▶ Given request
Determine the count of lines holding "component" and give that count alone.

┄┄┄┄┄┄┄┄┄┄

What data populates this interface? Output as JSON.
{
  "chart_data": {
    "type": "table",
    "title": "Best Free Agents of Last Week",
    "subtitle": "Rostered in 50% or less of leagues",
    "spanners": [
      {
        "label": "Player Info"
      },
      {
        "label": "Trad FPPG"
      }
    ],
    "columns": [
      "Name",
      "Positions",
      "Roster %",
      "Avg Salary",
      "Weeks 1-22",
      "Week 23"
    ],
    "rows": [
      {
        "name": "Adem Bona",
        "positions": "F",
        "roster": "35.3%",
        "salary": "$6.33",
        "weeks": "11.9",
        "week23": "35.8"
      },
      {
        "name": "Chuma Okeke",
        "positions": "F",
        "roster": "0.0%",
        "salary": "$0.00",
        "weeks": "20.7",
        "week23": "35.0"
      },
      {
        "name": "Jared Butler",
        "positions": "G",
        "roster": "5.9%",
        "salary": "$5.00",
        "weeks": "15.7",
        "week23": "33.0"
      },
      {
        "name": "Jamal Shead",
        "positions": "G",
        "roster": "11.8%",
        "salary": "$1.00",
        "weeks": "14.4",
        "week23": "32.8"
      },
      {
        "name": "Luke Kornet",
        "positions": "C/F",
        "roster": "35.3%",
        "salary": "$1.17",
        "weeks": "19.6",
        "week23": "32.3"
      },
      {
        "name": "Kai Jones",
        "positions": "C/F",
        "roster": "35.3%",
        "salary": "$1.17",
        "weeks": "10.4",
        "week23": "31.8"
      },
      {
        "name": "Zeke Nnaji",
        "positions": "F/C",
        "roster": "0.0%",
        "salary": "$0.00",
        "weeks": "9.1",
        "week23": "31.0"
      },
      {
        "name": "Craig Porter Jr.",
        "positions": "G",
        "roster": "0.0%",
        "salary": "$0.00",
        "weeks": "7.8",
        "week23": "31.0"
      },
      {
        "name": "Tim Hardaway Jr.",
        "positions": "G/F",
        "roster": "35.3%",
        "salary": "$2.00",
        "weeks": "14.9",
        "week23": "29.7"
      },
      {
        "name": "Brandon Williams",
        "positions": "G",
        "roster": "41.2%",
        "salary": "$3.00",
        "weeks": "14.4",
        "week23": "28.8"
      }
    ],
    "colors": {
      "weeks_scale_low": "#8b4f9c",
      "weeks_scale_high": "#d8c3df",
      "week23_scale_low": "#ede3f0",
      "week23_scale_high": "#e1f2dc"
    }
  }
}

┄┄┄┄┄┄┄┄┄┄

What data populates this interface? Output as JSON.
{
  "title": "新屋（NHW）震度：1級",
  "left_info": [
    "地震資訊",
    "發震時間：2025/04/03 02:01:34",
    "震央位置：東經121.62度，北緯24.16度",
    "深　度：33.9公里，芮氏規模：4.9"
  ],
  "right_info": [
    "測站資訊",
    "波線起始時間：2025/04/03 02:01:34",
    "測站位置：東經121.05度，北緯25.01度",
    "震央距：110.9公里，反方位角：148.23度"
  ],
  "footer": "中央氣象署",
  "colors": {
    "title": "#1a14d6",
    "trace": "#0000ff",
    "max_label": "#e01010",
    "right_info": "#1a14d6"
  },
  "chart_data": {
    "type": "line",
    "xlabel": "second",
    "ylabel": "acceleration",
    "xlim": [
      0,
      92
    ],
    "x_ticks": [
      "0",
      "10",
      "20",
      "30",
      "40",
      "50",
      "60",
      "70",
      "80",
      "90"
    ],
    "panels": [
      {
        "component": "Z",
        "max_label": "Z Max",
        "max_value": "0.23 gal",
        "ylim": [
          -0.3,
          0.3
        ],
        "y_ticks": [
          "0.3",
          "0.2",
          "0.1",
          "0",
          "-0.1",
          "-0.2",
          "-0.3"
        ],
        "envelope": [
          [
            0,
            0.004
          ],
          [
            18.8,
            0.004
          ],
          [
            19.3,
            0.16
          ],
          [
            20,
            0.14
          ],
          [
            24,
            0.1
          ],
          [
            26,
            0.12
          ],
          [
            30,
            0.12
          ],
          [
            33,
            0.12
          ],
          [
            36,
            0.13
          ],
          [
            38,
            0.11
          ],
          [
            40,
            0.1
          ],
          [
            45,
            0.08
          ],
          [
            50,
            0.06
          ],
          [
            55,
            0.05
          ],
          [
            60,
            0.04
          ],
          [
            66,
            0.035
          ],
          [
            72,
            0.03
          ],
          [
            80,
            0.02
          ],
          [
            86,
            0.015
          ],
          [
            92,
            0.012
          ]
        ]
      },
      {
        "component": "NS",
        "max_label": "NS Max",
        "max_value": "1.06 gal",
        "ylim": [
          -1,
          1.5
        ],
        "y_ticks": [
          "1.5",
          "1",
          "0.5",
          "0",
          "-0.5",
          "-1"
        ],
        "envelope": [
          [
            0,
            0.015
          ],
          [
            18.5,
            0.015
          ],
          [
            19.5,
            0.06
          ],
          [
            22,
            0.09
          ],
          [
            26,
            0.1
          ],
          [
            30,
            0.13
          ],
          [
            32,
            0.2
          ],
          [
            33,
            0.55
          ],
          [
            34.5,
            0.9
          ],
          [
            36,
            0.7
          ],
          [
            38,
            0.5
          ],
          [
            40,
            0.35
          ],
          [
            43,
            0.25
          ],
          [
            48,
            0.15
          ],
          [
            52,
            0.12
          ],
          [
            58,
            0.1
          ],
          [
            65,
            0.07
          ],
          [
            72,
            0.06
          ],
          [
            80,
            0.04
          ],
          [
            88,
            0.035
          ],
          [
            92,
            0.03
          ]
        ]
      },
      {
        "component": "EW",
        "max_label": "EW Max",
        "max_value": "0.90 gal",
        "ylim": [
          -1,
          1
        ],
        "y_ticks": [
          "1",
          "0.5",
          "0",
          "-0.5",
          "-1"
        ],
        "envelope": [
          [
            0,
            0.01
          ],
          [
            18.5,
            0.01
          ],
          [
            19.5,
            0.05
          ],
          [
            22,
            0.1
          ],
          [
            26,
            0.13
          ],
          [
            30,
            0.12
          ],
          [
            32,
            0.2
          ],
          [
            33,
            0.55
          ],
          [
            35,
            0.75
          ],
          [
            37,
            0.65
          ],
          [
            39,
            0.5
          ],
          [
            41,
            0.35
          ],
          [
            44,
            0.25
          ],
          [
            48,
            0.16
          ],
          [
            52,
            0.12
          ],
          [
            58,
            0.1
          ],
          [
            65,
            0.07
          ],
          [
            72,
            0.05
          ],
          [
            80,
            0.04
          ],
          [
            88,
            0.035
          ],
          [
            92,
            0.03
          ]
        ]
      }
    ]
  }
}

┄┄┄┄┄┄┄┄┄┄

▶ Result for this task
3